---------- STORED ROWS

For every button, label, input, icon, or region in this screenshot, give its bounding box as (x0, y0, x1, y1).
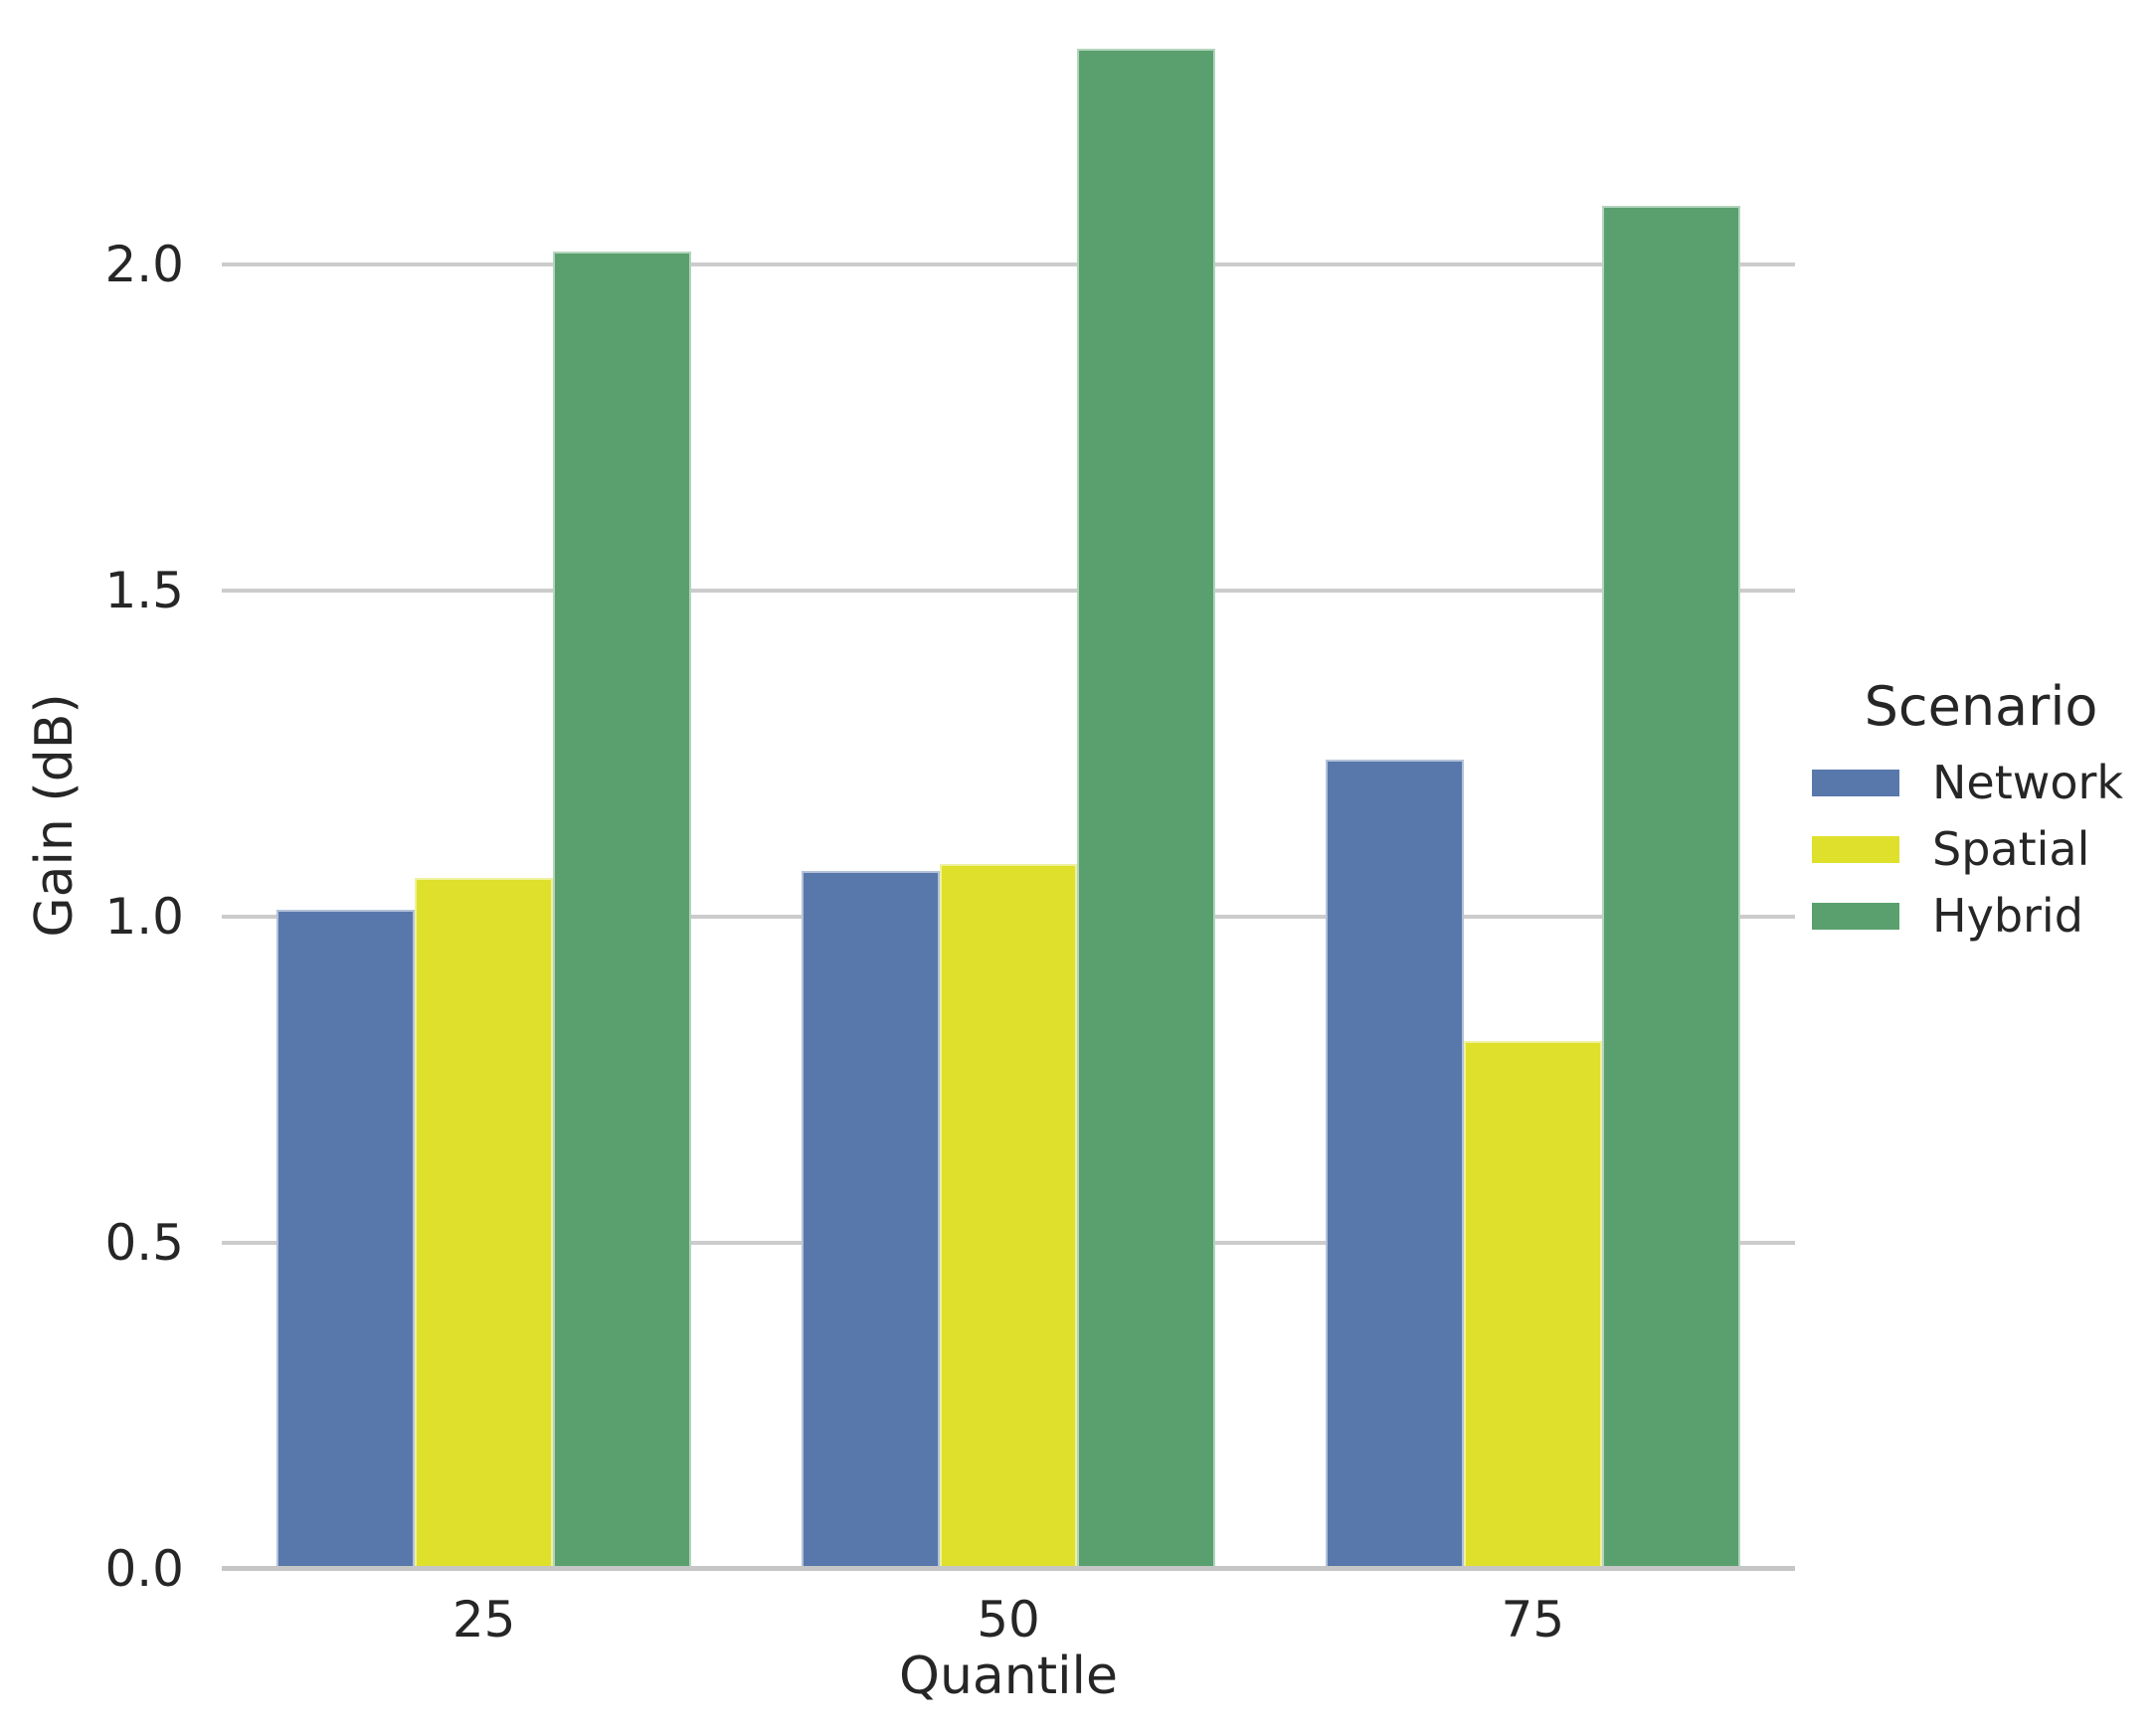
bar-spatial-75 (1463, 1040, 1602, 1569)
legend-item-hybrid: Hybrid (1812, 893, 2150, 939)
y-tick-label-1.5: 1.5 (104, 561, 184, 619)
gridline-y-1.5 (222, 588, 1795, 593)
y-tick-label-0.5: 0.5 (104, 1213, 184, 1272)
legend-label-spatial: Spatial (1932, 822, 2090, 876)
gridline-y-2.0 (222, 261, 1795, 266)
bar-spatial-25 (415, 877, 554, 1569)
bar-spatial-50 (939, 864, 1078, 1569)
bar-network-75 (1326, 760, 1464, 1569)
legend-swatch-hybrid (1812, 902, 1899, 930)
legend-swatch-spatial (1812, 835, 1899, 863)
x-tick-label-50: 50 (977, 1591, 1040, 1648)
x-axis-line (222, 1566, 1795, 1571)
bar-hybrid-25 (553, 251, 691, 1569)
bar-network-25 (276, 910, 416, 1569)
y-tick-label-0.0: 0.0 (104, 1540, 184, 1598)
legend: Scenario Network Spatial Hybrid (1812, 678, 2150, 959)
plot-area (222, 0, 1795, 1571)
x-axis-label: Quantile (899, 1647, 1118, 1706)
legend-items: Network Spatial Hybrid (1812, 760, 2150, 939)
legend-item-spatial: Spatial (1812, 826, 2150, 872)
legend-label-network: Network (1932, 756, 2124, 809)
legend-item-network: Network (1812, 760, 2150, 805)
bar-network-50 (801, 870, 940, 1569)
bar-hybrid-50 (1077, 49, 1216, 1569)
y-tick-label-2.0: 2.0 (104, 235, 184, 293)
y-tick-label-1.0: 1.0 (104, 887, 184, 946)
legend-swatch-network (1812, 769, 1899, 796)
legend-title: Scenario (1864, 675, 2098, 738)
legend-label-hybrid: Hybrid (1932, 889, 2083, 943)
y-tick-labels: 0.0 0.5 1.0 1.5 2.0 (0, 0, 184, 1594)
x-tick-label-25: 25 (451, 1591, 516, 1648)
x-tick-label-75: 75 (1501, 1591, 1565, 1648)
bar-hybrid-75 (1601, 205, 1740, 1569)
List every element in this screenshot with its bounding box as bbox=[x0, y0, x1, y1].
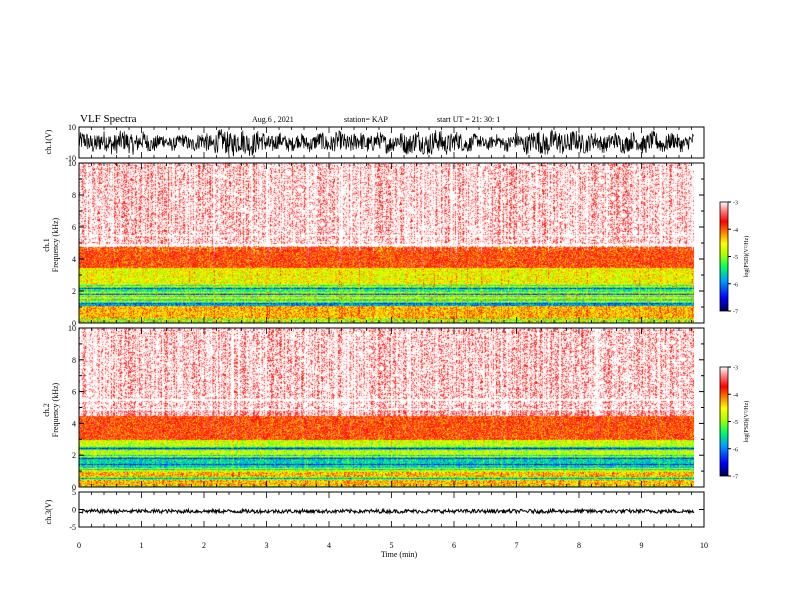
colorbar-tick-label: -6 bbox=[733, 447, 738, 453]
x-tick-label: 6 bbox=[452, 541, 456, 550]
ch1-ylabel: ch.1(V) bbox=[44, 129, 53, 154]
y-tick-label: 4 bbox=[72, 255, 76, 264]
colorbar-label: log(PSD)(V²/Hz) bbox=[743, 401, 750, 442]
x-tick-label: 5 bbox=[390, 541, 394, 550]
y-tick-label: 10 bbox=[68, 159, 76, 168]
ch1-spectrogram-image bbox=[79, 163, 694, 323]
x-axis-label: Time (min) bbox=[381, 550, 418, 559]
ch2-spectrogram-image bbox=[79, 328, 694, 487]
x-tick-label: 2 bbox=[202, 541, 206, 550]
x-tick-label: 1 bbox=[140, 541, 144, 550]
colorbar-tick-label: -6 bbox=[733, 282, 738, 288]
colorbar-tick-label: -3 bbox=[733, 366, 738, 372]
y-tick-label: 8 bbox=[72, 356, 76, 365]
x-tick-label: 10 bbox=[700, 541, 708, 550]
colorbar-tick-label: -5 bbox=[733, 420, 738, 426]
ch3-waveform-panel: 50-50 1 2 3 4 5 6 7 8 9 10 bbox=[69, 488, 708, 550]
x-tick-label: 8 bbox=[577, 541, 581, 550]
figure-title: VLF Spectra bbox=[80, 113, 137, 125]
y-tick-label: 6 bbox=[72, 223, 76, 232]
x-tick-label: 0 bbox=[77, 541, 81, 550]
ch2-freq-ylabel-line2: Frequency (kHz) bbox=[51, 382, 60, 437]
colorbar-label: log(PSD)(V²/Hz) bbox=[743, 236, 750, 277]
y-tick-label: -10 bbox=[65, 154, 76, 163]
x-tick-label: 3 bbox=[265, 541, 269, 550]
colorbar-gradient bbox=[719, 366, 729, 477]
x-tick-label: 4 bbox=[327, 541, 331, 550]
colorbar-tick-label: -4 bbox=[733, 393, 738, 399]
ch1-colorbar: -3 -4 -5 -6 -7 log(PSD)(V²/Hz) bbox=[719, 201, 750, 316]
ch1-waveform-panel: 10 -10 bbox=[65, 123, 705, 163]
date-label: Aug.6 , 2021 bbox=[252, 115, 294, 124]
ch1-spectrogram-panel: 0 2 4 6 8 10 bbox=[68, 159, 705, 328]
colorbar-tick-label: -4 bbox=[733, 228, 738, 234]
x-tick-label: 9 bbox=[640, 541, 644, 550]
ch3-trace bbox=[78, 507, 695, 516]
colorbar-tick-label: -7 bbox=[733, 475, 738, 481]
ch1-freq-ylabel-line2: Frequency (kHz) bbox=[51, 217, 60, 272]
colorbar-tick-label: -3 bbox=[733, 201, 738, 207]
colorbar-tick-label: -5 bbox=[733, 255, 738, 261]
ch2-spectrogram-panel: 0 2 4 6 8 10 bbox=[68, 324, 705, 492]
y-tick-label: 5 bbox=[72, 488, 76, 497]
y-tick-label: 2 bbox=[72, 287, 76, 296]
station-label: station= KAP bbox=[344, 115, 388, 124]
ch2-colorbar: -3 -4 -5 -6 -7 log(PSD)(V²/Hz) bbox=[719, 366, 750, 481]
ch1-freq-ylabel-line1: ch.1 bbox=[42, 238, 51, 252]
ch3-ylabel: ch.3(V) bbox=[44, 499, 53, 524]
ch1-trace bbox=[78, 129, 695, 157]
y-tick-label: 4 bbox=[72, 419, 76, 428]
y-tick-label: 10 bbox=[68, 324, 76, 333]
y-tick-label: 0 bbox=[72, 506, 76, 515]
x-tick-label: 7 bbox=[515, 541, 519, 550]
ch2-freq-ylabel-line1: ch.2 bbox=[42, 403, 51, 417]
y-tick-label: -5 bbox=[69, 523, 76, 532]
y-tick-label: 6 bbox=[72, 388, 76, 397]
y-tick-label: 10 bbox=[68, 123, 76, 132]
colorbar-gradient bbox=[719, 201, 729, 312]
colorbar-tick-label: -7 bbox=[733, 310, 738, 316]
y-tick-label: 0 bbox=[72, 483, 76, 492]
y-tick-label: 8 bbox=[72, 191, 76, 200]
start-time-label: start UT = 21: 30: 1 bbox=[437, 115, 500, 124]
y-tick-label: 2 bbox=[72, 451, 76, 460]
y-tick-label: 0 bbox=[72, 319, 76, 328]
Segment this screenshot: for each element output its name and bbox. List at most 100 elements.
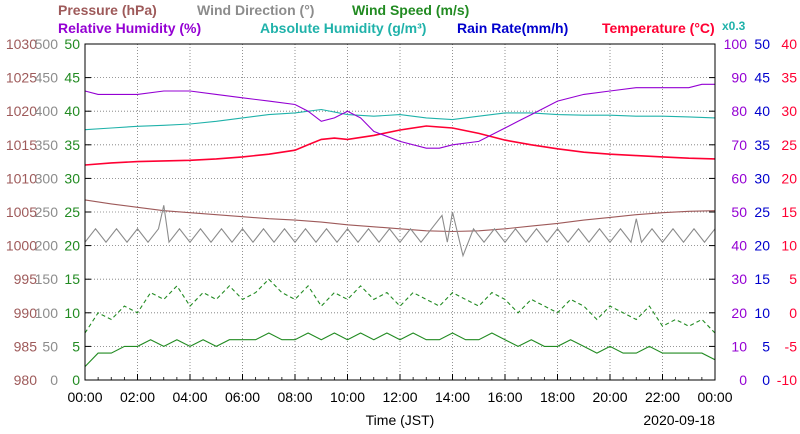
- y-tick-label-right: 10: [731, 338, 747, 354]
- y-tick-label-left: 250: [35, 204, 59, 220]
- x-tick-label: 02:00: [120, 389, 155, 405]
- series-temperature: [84, 125, 716, 166]
- y-tick-label-right: 20: [731, 305, 747, 321]
- y-tick-label-right: 30: [731, 271, 747, 287]
- legend-header: Pressure (hPa) Wind Direction (°) Wind Spe…: [58, 2, 746, 36]
- x-tick-label: 08:00: [277, 389, 312, 405]
- y-tick-label-left: 1015: [6, 137, 37, 153]
- y-tick-label-left: 1005: [6, 204, 37, 220]
- series-rel-humidity: [84, 83, 715, 149]
- x-tick-label: 12:00: [382, 389, 417, 405]
- legend-entry: Rain Rate(mm/h): [457, 20, 568, 36]
- y-tick-label-right: 90: [731, 70, 747, 86]
- y-tick-label-left: 400: [35, 103, 59, 119]
- legend-entry: Absolute Humidity (g/m³): [260, 20, 426, 36]
- y-tick-label-right: 100: [724, 36, 748, 52]
- y-tick-label-left: 150: [35, 271, 59, 287]
- series-abs-humidity: [84, 108, 716, 131]
- y-tick-label-right: 10: [754, 305, 770, 321]
- x-tick-label: 14:00: [435, 389, 470, 405]
- y-tick-label-right: 50: [754, 36, 770, 52]
- y-tick-label-right: 15: [754, 271, 770, 287]
- x-axis-label: Time (JST): [366, 412, 435, 428]
- y-tick-label-left: 1000: [6, 238, 37, 254]
- y-tick-label-left: 20: [64, 238, 80, 254]
- y-tick-label-right: 10: [781, 238, 797, 254]
- y-tick-label-right: 35: [781, 70, 797, 86]
- plot-grid: [85, 44, 715, 380]
- y-tick-label-left: 1025: [6, 70, 37, 86]
- y-tick-label-right: 60: [731, 170, 747, 186]
- y-tick-label-left: 45: [64, 70, 80, 86]
- y-tick-label-left: 10: [64, 305, 80, 321]
- y-tick-label-left: 985: [14, 338, 38, 354]
- series-pressure: [84, 199, 716, 233]
- y-tick-label-right: 40: [731, 238, 747, 254]
- legend-entry: Pressure (hPa): [58, 2, 157, 18]
- y-tick-label-left: 1010: [6, 170, 37, 186]
- x-tick-label: 22:00: [645, 389, 680, 405]
- legend-entry: Wind Speed (m/s): [352, 2, 469, 18]
- y-tick-label-left: 25: [64, 204, 80, 220]
- legend-entry: Relative Humidity (%): [58, 20, 201, 36]
- x-tick-label: 18:00: [540, 389, 575, 405]
- plot-series: [84, 83, 716, 367]
- y-tick-label-left: 990: [14, 305, 38, 321]
- legend-entry: x0.3: [722, 19, 746, 33]
- y-tick-label-left: 0: [50, 372, 58, 388]
- x-tick-label: 16:00: [487, 389, 522, 405]
- y-tick-label-right: 50: [731, 204, 747, 220]
- y-tick-label-left: 0: [72, 372, 80, 388]
- y-tick-label-left: 1020: [6, 103, 37, 119]
- y-tick-label-right: 45: [754, 70, 770, 86]
- date-label: 2020-09-18: [643, 412, 715, 428]
- y-tick-label-right: 35: [754, 137, 770, 153]
- y-tick-label-right: 5: [789, 271, 797, 287]
- y-tick-label-left: 5: [72, 338, 80, 354]
- y-tick-label-right: 80: [731, 103, 747, 119]
- y-tick-label-left: 200: [35, 238, 59, 254]
- y-tick-label-right: 5: [762, 338, 770, 354]
- y-tick-label-left: 15: [64, 271, 80, 287]
- x-tick-label: 00:00: [67, 389, 102, 405]
- y-tick-label-right: 70: [731, 137, 747, 153]
- y-tick-label-left: 350: [35, 137, 59, 153]
- y-tick-label-right: 25: [754, 204, 770, 220]
- x-axis: 00:00 02:00 04:00 06:00 08:00 10:00 12:00 14:00…: [67, 374, 733, 405]
- y-tick-label-left: 50: [42, 338, 58, 354]
- y-tick-label-right: 40: [781, 36, 797, 52]
- y-tick-label-right: 0: [739, 372, 747, 388]
- right-axes: 1009080706050403020100504540353025201510…: [724, 36, 798, 388]
- legend-entry: Temperature (°C): [602, 20, 715, 36]
- y-tick-label-left: 500: [35, 36, 59, 52]
- y-tick-label-right: 20: [754, 238, 770, 254]
- series-wind-speed-gust: [84, 278, 716, 334]
- x-tick-label: 10:00: [330, 389, 365, 405]
- x-tick-label: 00:00: [697, 389, 732, 405]
- y-tick-label-left: 30: [64, 170, 80, 186]
- y-tick-label-left: 300: [35, 170, 59, 186]
- y-tick-label-right: -10: [777, 372, 797, 388]
- y-tick-label-right: 20: [781, 170, 797, 186]
- y-tick-label-left: 1030: [6, 36, 37, 52]
- y-tick-label-right: 15: [781, 204, 797, 220]
- y-tick-label-left: 450: [35, 70, 59, 86]
- y-tick-label-left: 40: [64, 103, 80, 119]
- y-tick-label-left: 35: [64, 137, 80, 153]
- x-tick-label: 04:00: [172, 389, 207, 405]
- y-tick-label-right: 0: [762, 372, 770, 388]
- series-wind-direction: [84, 205, 716, 258]
- x-tick-label: 06:00: [225, 389, 260, 405]
- left-axes: 1030102510201015101010051000995990985980…: [6, 36, 715, 388]
- y-tick-label-left: 100: [35, 305, 59, 321]
- series-wind-speed-mean: [84, 332, 716, 367]
- y-tick-label-left: 980: [14, 372, 38, 388]
- y-tick-label-right: -5: [785, 338, 798, 354]
- y-tick-label-right: 25: [781, 137, 797, 153]
- y-tick-label-right: 0: [789, 305, 797, 321]
- x-tick-label: 20:00: [592, 389, 627, 405]
- y-tick-label-right: 40: [754, 103, 770, 119]
- y-tick-label-right: 30: [781, 103, 797, 119]
- y-tick-label-left: 995: [14, 271, 38, 287]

--------------------

§ **GIVEN EXERCISE**
Pull out every line of the data above that contains the string "Frequency", matching case exactly.

§ **EXERCISE OUTPUT**
ch2-freq-ylabel-line2: Frequency (kHz) bbox=[51, 382, 60, 437]
ch1-freq-ylabel-line2: Frequency (kHz) bbox=[51, 217, 60, 272]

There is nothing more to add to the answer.